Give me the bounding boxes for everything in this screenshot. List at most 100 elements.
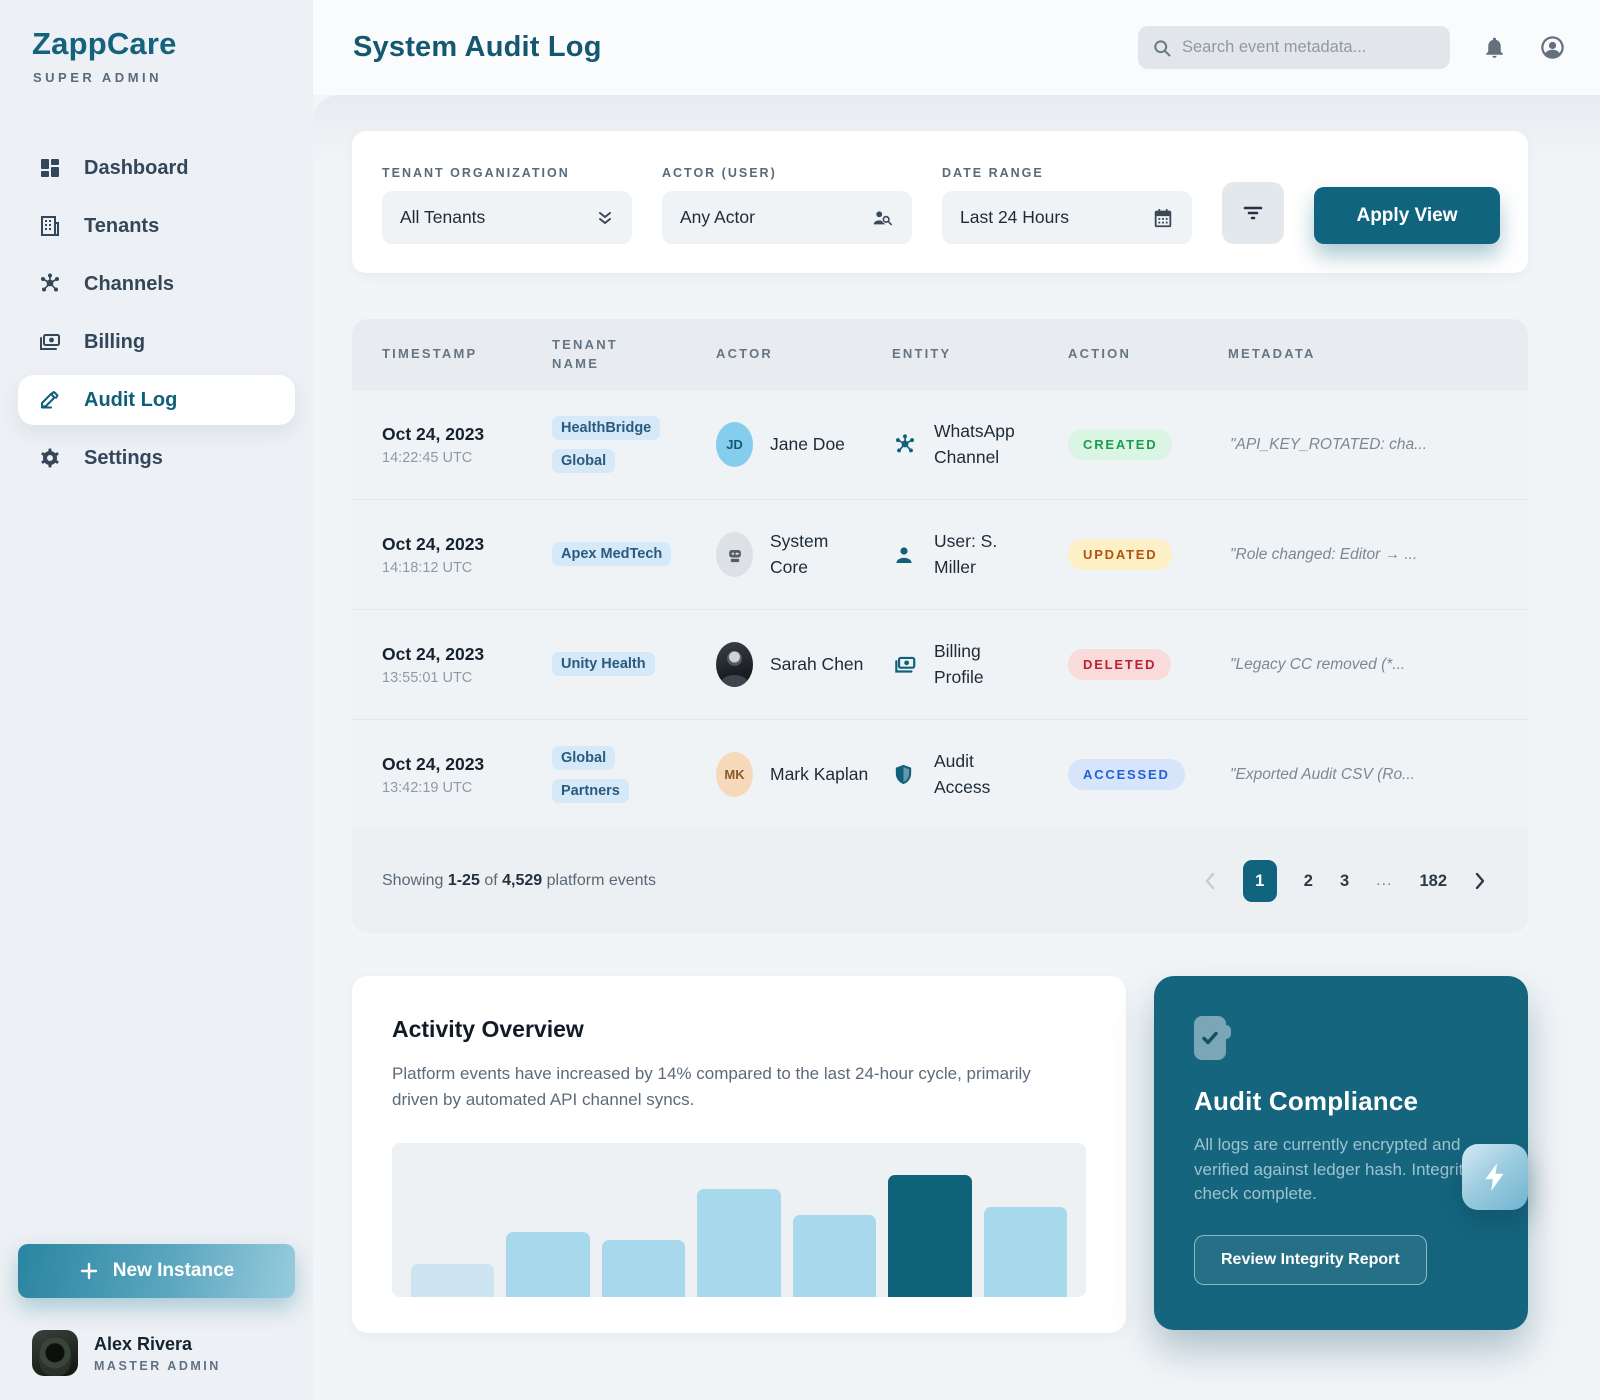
- filter-bar: TENANT ORGANIZATION All Tenants ACTOR (U…: [352, 131, 1528, 273]
- activity-overview-card: Activity Overview Platform events have i…: [352, 976, 1126, 1333]
- avatar: JD: [716, 422, 753, 467]
- sidebar-item-label: Audit Log: [84, 389, 177, 412]
- app-logo: ZappCare: [18, 26, 295, 62]
- notifications-bell-icon[interactable]: [1482, 35, 1507, 60]
- tenant-pill: HealthBridge Global: [552, 416, 660, 473]
- tenant-filter-label: TENANT ORGANIZATION: [382, 166, 632, 180]
- dashboard-icon: [38, 156, 62, 180]
- col-header-actor: ACTOR: [716, 344, 892, 364]
- photo-avatar: [716, 642, 753, 687]
- date-filter-label: DATE RANGE: [942, 166, 1192, 180]
- activity-title: Activity Overview: [392, 1016, 1086, 1043]
- search-box[interactable]: [1138, 26, 1450, 69]
- row-date: Oct 24, 2023: [382, 424, 552, 445]
- col-header-metadata: METADATA: [1228, 344, 1498, 364]
- page-button-2[interactable]: 2: [1304, 872, 1313, 891]
- search-input[interactable]: [1182, 38, 1436, 57]
- hub-icon: [38, 272, 62, 296]
- row-date: Oct 24, 2023: [382, 534, 552, 555]
- apply-view-button[interactable]: Apply View: [1314, 187, 1500, 244]
- pagination: 1 2 3 ... 182: [1204, 860, 1486, 902]
- table-row[interactable]: Oct 24, 2023 13:42:19 UTC Global Partner…: [352, 719, 1528, 829]
- row-date: Oct 24, 2023: [382, 644, 552, 665]
- actor-filter-select[interactable]: Any Actor: [662, 191, 912, 244]
- sidebar-item-tenants[interactable]: Tenants: [18, 201, 295, 251]
- bolt-fab-button[interactable]: [1462, 1144, 1528, 1210]
- next-page-chevron-icon[interactable]: [1474, 872, 1486, 890]
- shield-icon: [892, 762, 918, 787]
- chart-bar: [697, 1189, 780, 1297]
- robot-avatar-icon: [716, 532, 753, 577]
- sidebar-item-settings[interactable]: Settings: [18, 433, 295, 483]
- calendar-icon: [1152, 207, 1174, 229]
- filter-options-button[interactable]: [1222, 182, 1284, 244]
- col-header-action: ACTION: [1068, 344, 1228, 364]
- content: TENANT ORGANIZATION All Tenants ACTOR (U…: [313, 95, 1600, 1400]
- chart-bar: [888, 1175, 971, 1297]
- col-header-tenant: TENANT NAME: [552, 335, 662, 374]
- sidebar-item-channels[interactable]: Channels: [18, 259, 295, 309]
- chart-bar: [506, 1232, 589, 1297]
- entity-name: User: S. Miller: [934, 529, 1034, 580]
- chart-bar: [984, 1207, 1067, 1296]
- sidebar-item-billing[interactable]: Billing: [18, 317, 295, 367]
- new-instance-label: New Instance: [113, 1260, 234, 1282]
- tenant-pill: Apex MedTech: [552, 542, 671, 566]
- new-instance-button[interactable]: New Instance: [18, 1244, 295, 1298]
- double-chevron-down-icon: [596, 210, 614, 226]
- page-title: System Audit Log: [353, 31, 602, 64]
- entity-name: Audit Access: [934, 749, 1034, 800]
- account-icon[interactable]: [1539, 34, 1566, 61]
- row-date: Oct 24, 2023: [382, 754, 552, 775]
- page-button-182[interactable]: 182: [1419, 872, 1447, 891]
- row-time: 13:55:01 UTC: [382, 670, 552, 686]
- table-row[interactable]: Oct 24, 2023 14:22:45 UTC HealthBridge G…: [352, 389, 1528, 499]
- page-button-1[interactable]: 1: [1243, 860, 1277, 902]
- sidebar-item-audit-log[interactable]: Audit Log: [18, 375, 295, 425]
- page-ellipsis: ...: [1376, 872, 1392, 890]
- sidebar-item-label: Dashboard: [84, 157, 188, 180]
- banknote-icon: [38, 330, 62, 354]
- main-area: System Audit Log TENANT ORGANIZATION All: [313, 0, 1600, 1400]
- table-header-row: TIMESTAMP TENANT NAME ACTOR ENTITY ACTIO…: [352, 319, 1528, 389]
- gear-icon: [38, 446, 62, 470]
- activity-bar-chart: [392, 1143, 1086, 1297]
- tenant-filter-select[interactable]: All Tenants: [382, 191, 632, 244]
- row-time: 14:18:12 UTC: [382, 560, 552, 576]
- sidebar-item-dashboard[interactable]: Dashboard: [18, 143, 295, 193]
- date-filter-value: Last 24 Hours: [960, 207, 1069, 228]
- search-icon: [1152, 38, 1172, 58]
- actor-filter-label: ACTOR (USER): [662, 166, 912, 180]
- page-button-3[interactable]: 3: [1340, 872, 1349, 891]
- metadata-text: "Role changed: Editor → ...: [1228, 546, 1498, 564]
- metadata-text: "API_KEY_ROTATED: cha...: [1228, 436, 1498, 454]
- tenant-pill: Unity Health: [552, 652, 655, 676]
- hub-icon: [892, 432, 918, 458]
- actor-filter-value: Any Actor: [680, 207, 755, 228]
- table-row[interactable]: Oct 24, 2023 13:55:01 UTC Unity Health S…: [352, 609, 1528, 719]
- compliance-description: All logs are currently encrypted and ver…: [1194, 1133, 1484, 1207]
- metadata-text: "Legacy CC removed (*...: [1228, 656, 1498, 674]
- quill-icon: [38, 388, 62, 412]
- compliance-title: Audit Compliance: [1194, 1086, 1488, 1117]
- date-filter-select[interactable]: Last 24 Hours: [942, 191, 1192, 244]
- action-badge: ACCESSED: [1068, 759, 1185, 790]
- audit-compliance-card: Audit Compliance All logs are currently …: [1154, 976, 1528, 1330]
- user-name: Alex Rivera: [94, 1334, 221, 1355]
- chart-bar: [411, 1264, 494, 1296]
- filter-lines-icon: [1242, 204, 1264, 222]
- entity-name: Billing Profile: [934, 639, 1034, 690]
- table-row[interactable]: Oct 24, 2023 14:18:12 UTC Apex MedTech S…: [352, 499, 1528, 609]
- metadata-text: "Exported Audit CSV (Ro...: [1228, 766, 1498, 784]
- prev-page-chevron-icon[interactable]: [1204, 872, 1216, 890]
- sidebar-item-label: Billing: [84, 331, 145, 354]
- current-user[interactable]: Alex Rivera MASTER ADMIN: [18, 1330, 295, 1376]
- sidebar: ZappCare SUPER ADMIN Dashboard Tenants C…: [0, 0, 313, 1400]
- action-badge: UPDATED: [1068, 539, 1172, 570]
- sidebar-item-label: Channels: [84, 273, 174, 296]
- tenant-filter-value: All Tenants: [400, 207, 485, 228]
- banknote-icon: [892, 652, 918, 678]
- sidebar-nav: Dashboard Tenants Channels Billing Audit…: [18, 143, 295, 483]
- app-subtitle: SUPER ADMIN: [18, 70, 295, 85]
- review-integrity-report-button[interactable]: Review Integrity Report: [1194, 1235, 1427, 1285]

• [Prompt]
Reproduce word for word the lines starting at the one that contains "- filter-bar: TENANT" and ending at the one that contains "201, 295, 251]", with both of those lines included.

• [Reply]
- filter-bar: TENANT ORGANIZATION All Tenants ACTOR (U…: [352, 131, 1528, 273]
- activity-overview-card: Activity Overview Platform events have i…: [352, 976, 1126, 1333]
- avatar: JD: [716, 422, 753, 467]
- sidebar-item-label: Audit Log: [84, 389, 177, 412]
- app-logo: ZappCare: [18, 26, 295, 62]
- notifications-bell-icon[interactable]: [1482, 35, 1507, 60]
- tenant-pill: HealthBridge Global: [552, 416, 660, 473]
- tenant-filter-label: TENANT ORGANIZATION: [382, 166, 632, 180]
- dashboard-icon: [38, 156, 62, 180]
- col-header-actor: ACTOR: [716, 344, 892, 364]
- photo-avatar: [716, 642, 753, 687]
- date-filter-label: DATE RANGE: [942, 166, 1192, 180]
- activity-title: Activity Overview: [392, 1016, 1086, 1043]
- search-box[interactable]: [1138, 26, 1450, 69]
- row-date: Oct 24, 2023: [382, 424, 552, 445]
- col-header-metadata: METADATA: [1228, 344, 1498, 364]
- page-button-2[interactable]: 2: [1304, 872, 1313, 891]
- search-input[interactable]: [1182, 38, 1436, 57]
- hub-icon: [38, 272, 62, 296]
- row-date: Oct 24, 2023: [382, 534, 552, 555]
- apply-view-button[interactable]: Apply View: [1314, 187, 1500, 244]
- pagination: 1 2 3 ... 182: [1204, 860, 1486, 902]
- table-row[interactable]: Oct 24, 2023 13:42:19 UTC Global Partner…: [352, 719, 1528, 829]
- row-date: Oct 24, 2023: [382, 644, 552, 665]
- actor-filter-select[interactable]: Any Actor: [662, 191, 912, 244]
- sidebar-item-tenants[interactable]: Tenants: [18, 201, 295, 251]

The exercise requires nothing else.